──────── Listing
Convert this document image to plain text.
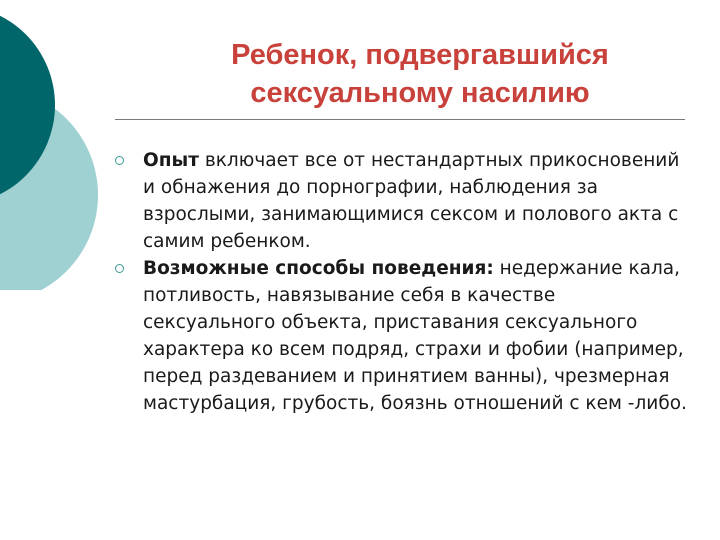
Ребенок, подвергавшийся
сексуальному насилию

Опыт включает все от нестандартных прикосновений и обнажения до порнографии, наблюдения за взрослыми, занимающимися сексом и полового акта с самим ребенком.

Возможные способы поведения: недержание кала, потливость, навязывание себя в качестве сексуального объекта, приставания сексуального характера ко всем подряд, страхи и фобии (например, перед раздеванием и принятием ванны), чрезмерная мастурбация, грубость, боязнь отношений с кем -либо.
────────────────
◆ **Job**:
Quote every line of the records above exactly; no picture is to be copied.

◆ **Task result**:
Convert this document image to plain text.
Ребенок, подвергавшийся
сексуальному насилию

Опыт включает все от нестандартных прикосновений и обнажения до порнографии, наблюдения за взрослыми, занимающимися сексом и полового акта с самим ребенком.

Возможные способы поведения: недержание кала, потливость, навязывание себя в качестве сексуального объекта, приставания сексуального характера ко всем подряд, страхи и фобии (например, перед раздеванием и принятием ванны), чрезмерная мастурбация, грубость, боязнь отношений с кем -либо.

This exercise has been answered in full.